BINDING FINANCIAL AGREEMENTS – FREQUENTLY ASKED QUESTIONS
- Reasons you might want to enter into a binding financial agreement:-
- What is the process involved in obtaining a BFA?
- What should be included in my BFA?
- Do I have to disclose my entire financial position as part of this process?
- Why can’t I just prepare my own BFA and get it witnessed by a JP?
- How long does it take to obtain a signed BFA?
- What’s the difference between a BFA and consent orders?
- What about the similarities between consent orders and binding financial agreements?
- Why would you choose a BFA over consent orders, or vice versa?
- Other reasons you might obtain a BFA even though you haven’t separated.
- Why are BFA’s more expensive than Consent Orders?
- What are some of the other legislative requirements necessary to ensure my BFA is legally binding?
- What if we sign a BFA but then decide we don’t want to abide by it anymore?
Reasons you might want to enter into a binding financial agreement:-
- You have significant assets that you wish to protect in the event of a separation.
- You have significantly more assets than your partner.
- You have children from a previous relationship and wish to ensure that family wealth is passed on to them.
- You have a special needs child that you wish to ensure is protected in the event of a separation.
- You would like some certainty in relation to your financial position in the event of a breakdown in your relationship.
- You are concerned about a debt of some significance being brought into the relationship.
What is the process involved in obtaining a BFA?
In essence there are probably six steps:-
- We take instructions from you about what to include in your BFA. We give you advice about things you’ve likely not thought about and get instructions about those matters as well.
- We draft the BFA and send it to you to have a look at.
- Once you’re happy with it, it goes to your partner’s solicitor so your partner can discuss it with his or her lawyer.
- Amendments to the draft are made if required.

[Data records]
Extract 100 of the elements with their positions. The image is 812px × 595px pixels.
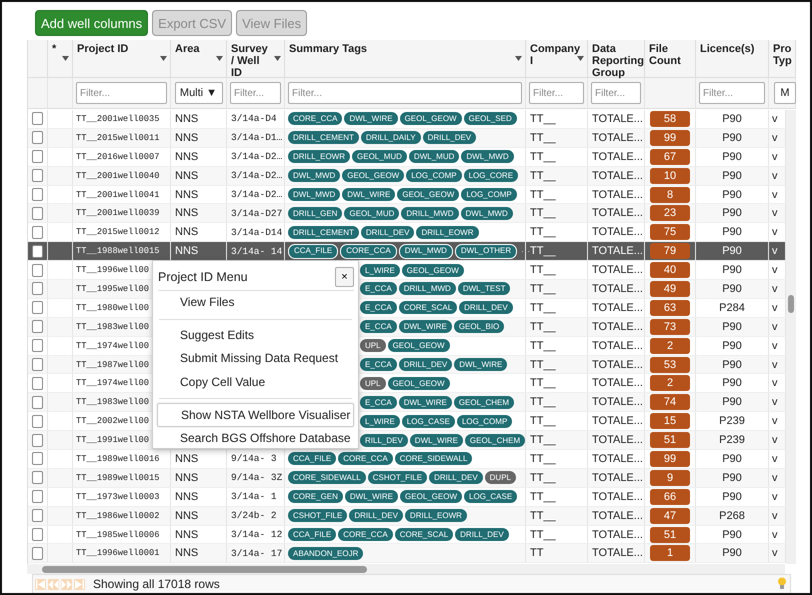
licence: P90: [722, 452, 742, 465]
summary-tag: E_CCA: [360, 282, 397, 296]
summary-tag: CCA_FILE: [288, 244, 338, 259]
reporting-group: TOTALE...: [592, 472, 643, 484]
summary-tag: CCA_FILE: [288, 528, 336, 542]
summary-tag: GEOL_SED: [464, 112, 517, 126]
area: NNS: [175, 132, 198, 144]
area: NNS: [175, 547, 198, 560]
well-id: 3/14a-D14: [231, 226, 282, 238]
summary-tag: DWL_MWD: [461, 150, 514, 164]
licence: P268: [719, 510, 745, 522]
project-id: TT__1989well0016: [76, 454, 160, 464]
licence: P90: [722, 528, 742, 541]
product-type: v: [772, 528, 778, 541]
project-id: TT__2001well0041: [76, 190, 160, 200]
well-id: 3/14a-D1…: [231, 132, 282, 144]
reporting-group: TOTALE...: [592, 490, 643, 503]
reporting-group: TOTALE...: [592, 528, 643, 541]
file-count: 73: [650, 318, 690, 335]
product-type: v: [772, 490, 778, 503]
licence: P239: [719, 415, 745, 428]
summary-tag: GEOL_MUD: [344, 206, 400, 220]
summary-tag: DWL_WIRE: [342, 188, 396, 201]
summary-tag: DRILL_DEV: [459, 301, 513, 314]
summary-tag: CORE_CCA: [340, 244, 397, 259]
file-count: 99: [650, 130, 690, 146]
company: TT: [530, 547, 544, 560]
reporting-group: TOTALE...: [592, 340, 643, 352]
company: TT__: [530, 150, 556, 163]
summary-tag: RILL_DEV: [360, 434, 408, 447]
summary-tag: GEOL_GEOW: [388, 339, 450, 352]
product-type: v: [772, 396, 778, 408]
product-type: v: [772, 132, 778, 144]
summary-tag: DWL_WIRE: [344, 112, 398, 126]
licence: P90: [722, 320, 742, 333]
product-type: v: [772, 434, 778, 446]
project-id: TT__1988well0015: [76, 246, 160, 256]
product-type: v: [772, 377, 778, 390]
reporting-group: TOTALE...: [592, 415, 643, 428]
company: TT__: [530, 132, 556, 144]
summary-tag: DRILL_EOWR: [416, 226, 478, 239]
licence: P239: [719, 434, 745, 446]
summary-tag: DRILL_DEV: [429, 471, 483, 484]
summary-tag: LOG_COMP: [456, 414, 512, 428]
reporting-group: TOTALE...: [592, 264, 643, 276]
summary-tag: GEOL_GEOW: [342, 169, 404, 182]
summary-tag: GEOL_GEOW: [397, 188, 460, 201]
summary-tag: DWL_WIRE: [410, 434, 463, 447]
well-id: 3/14a-D27: [231, 208, 282, 219]
file-count: 79: [650, 243, 690, 260]
summary-tag: UPL: [360, 376, 386, 390]
file-count: 15: [650, 413, 690, 430]
summary-tag: DWL_MWD: [460, 206, 513, 220]
summary-tag: DRILL_DEV: [349, 509, 403, 522]
company: TT__: [530, 490, 556, 503]
summary-tag: DRILL_EOWR: [288, 150, 350, 164]
company: TT__: [530, 302, 556, 314]
reporting-group: TOTALE...: [592, 282, 643, 295]
product-type: v: [772, 415, 778, 428]
summary-tag: CCA_FILE: [288, 452, 336, 466]
company: TT__: [530, 207, 556, 220]
product-type: v: [772, 112, 778, 125]
project-id: TT__1989well0015: [76, 472, 160, 483]
well-id: 3/14a-D2…: [231, 189, 282, 200]
licence: P90: [722, 282, 742, 295]
summary-tag: L_WIRE: [360, 414, 400, 428]
project-id: TT__1996well0001: [76, 548, 160, 558]
project-id: TT__2001well0035: [76, 114, 160, 124]
licence: P90: [722, 264, 742, 276]
project-id: TT__1980well00: [76, 302, 149, 313]
reporting-group: TOTALE...: [592, 377, 643, 390]
project-id: TT__2016well0007: [76, 152, 160, 162]
reporting-group: TOTALE...: [592, 112, 643, 125]
product-type: v: [772, 358, 778, 371]
reporting-group: TOTALE...: [592, 245, 643, 258]
project-id: TT__2015well0011: [76, 132, 160, 143]
project-id: TT__1974well00: [76, 378, 149, 388]
area: NNS: [175, 150, 198, 163]
reporting-group: TOTALE...: [592, 170, 643, 182]
summary-tag: GEOL_GEOW: [400, 112, 462, 126]
company: TT__: [530, 396, 556, 408]
project-id: TT__2001well0040: [76, 170, 160, 181]
reporting-group: TOTALE...: [592, 358, 643, 371]
summary-tag: E_CCA: [360, 358, 397, 372]
summary-tag: GEOL_CHEM: [464, 434, 526, 447]
licence: P90: [722, 132, 742, 144]
file-count: 75: [650, 224, 690, 240]
summary-tag: UPL: [360, 339, 386, 352]
well-id: 3/14a- 14: [231, 246, 282, 257]
file-count: 9: [650, 470, 690, 486]
file-count: 10: [650, 168, 690, 184]
summary-tag: DRILL_MWD: [398, 282, 456, 296]
summary-tag: E_CCA: [360, 320, 397, 334]
area: NNS: [175, 226, 198, 238]
project-id: TT__2015well0012: [76, 227, 160, 238]
licence: P90: [722, 207, 742, 220]
project-id: TT__1996well00: [76, 265, 149, 276]
summary-tag: LOG_COMP: [461, 188, 517, 201]
product-type: v: [772, 150, 778, 163]
summary-tag: DRILL_DEV: [422, 131, 476, 144]
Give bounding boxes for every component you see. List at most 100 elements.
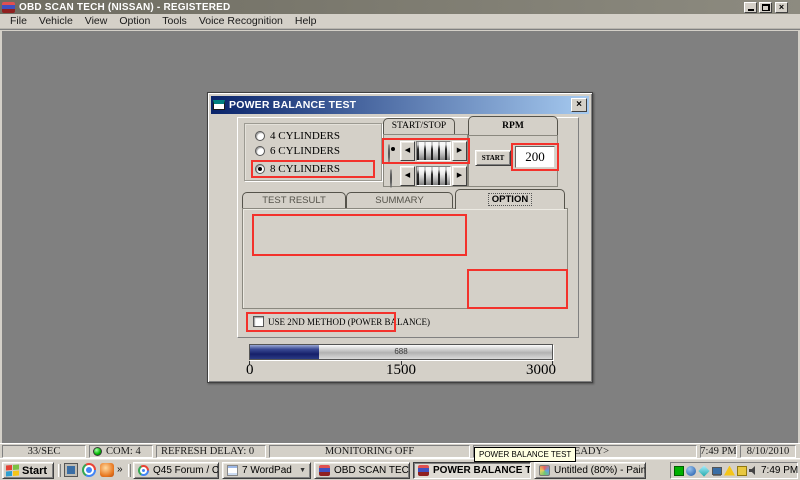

### REQUIRED TASKS:
1. Reproduce verbatim the part of the binding financial agreements FAQ starting with "- What about" and going on through "on to them.".
2. Update the rows starting with the line with "licence: P90: [722, 452, 742, 465]" and going on through the line with "product-type: v: [772, 434, 778, 446]", changing "licence" to "permit" and keeping everything else the same. Return only those lines.
The FAQ text and the rows are independent of each other.

### THE RESULTS:
1.
- What about the similarities between consent orders and binding financial agreements?
- Why would you choose a BFA over consent orders, or vice versa?
- Other reasons you might obtain a BFA even though you haven’t separated.
- Why are BFA’s more expensive than Consent Orders?
- What are some of the other legislative requirements necessary to ensure my BFA is legally binding?
- What if we sign a BFA but then decide we don’t want to abide by it anymore?
Reasons you might want to enter into a binding financial agreement:-
- You have significant assets that you wish to protect in the event of a separation.
- You have significantly more assets than your partner.
- You have children from a previous relationship and wish to ensure that family wealth is passed on to them.

2.
permit: P90: [722, 452, 742, 465]
summary-tag: E_CCA: [360, 282, 397, 296]
summary-tag: CCA_FILE: [288, 244, 338, 259]
reporting-group: TOTALE...: [592, 472, 643, 484]
summary-tag: CCA_FILE: [288, 528, 336, 542]
summary-tag: GEOL_SED: [464, 112, 517, 126]
area: NNS: [175, 132, 198, 144]
area: NNS: [175, 547, 198, 560]
well-id: 3/14a-D14: [231, 226, 282, 238]
summary-tag: DWL_MWD: [461, 150, 514, 164]
permit: P268: [719, 510, 745, 522]
project-id: TT__1989well0016: [76, 454, 160, 464]
permit: P90: [722, 528, 742, 541]
product-type: v: [772, 528, 778, 541]
project-id: TT__2001well0041: [76, 190, 160, 200]
well-id: 3/14a-D1…: [231, 132, 282, 144]
reporting-group: TOTALE...: [592, 490, 643, 503]
reporting-group: TOTALE...: [592, 528, 643, 541]
file-count: 73: [650, 318, 690, 335]
product-type: v: [772, 490, 778, 503]
permit: P239: [719, 415, 745, 428]
summary-tag: GEOL_MUD: [344, 206, 400, 220]
summary-tag: DWL_WIRE: [342, 188, 396, 201]
summary-tag: DRILL_DEV: [459, 301, 513, 314]
summary-tag: CORE_CCA: [340, 244, 397, 259]
file-count: 99: [650, 130, 690, 146]
company: TT: [530, 547, 544, 560]
reporting-group: TOTALE...: [592, 340, 643, 352]
company: TT__: [530, 150, 556, 163]
summary-tag: RILL_DEV: [360, 434, 408, 447]
summary-tag: GEOL_GEOW: [388, 339, 450, 352]
product-type: v: [772, 396, 778, 408]
product-type: v: [772, 132, 778, 144]
summary-tag: DWL_WIRE: [344, 112, 398, 126]
permit: P90: [722, 320, 742, 333]
product-type: v: [772, 434, 778, 446]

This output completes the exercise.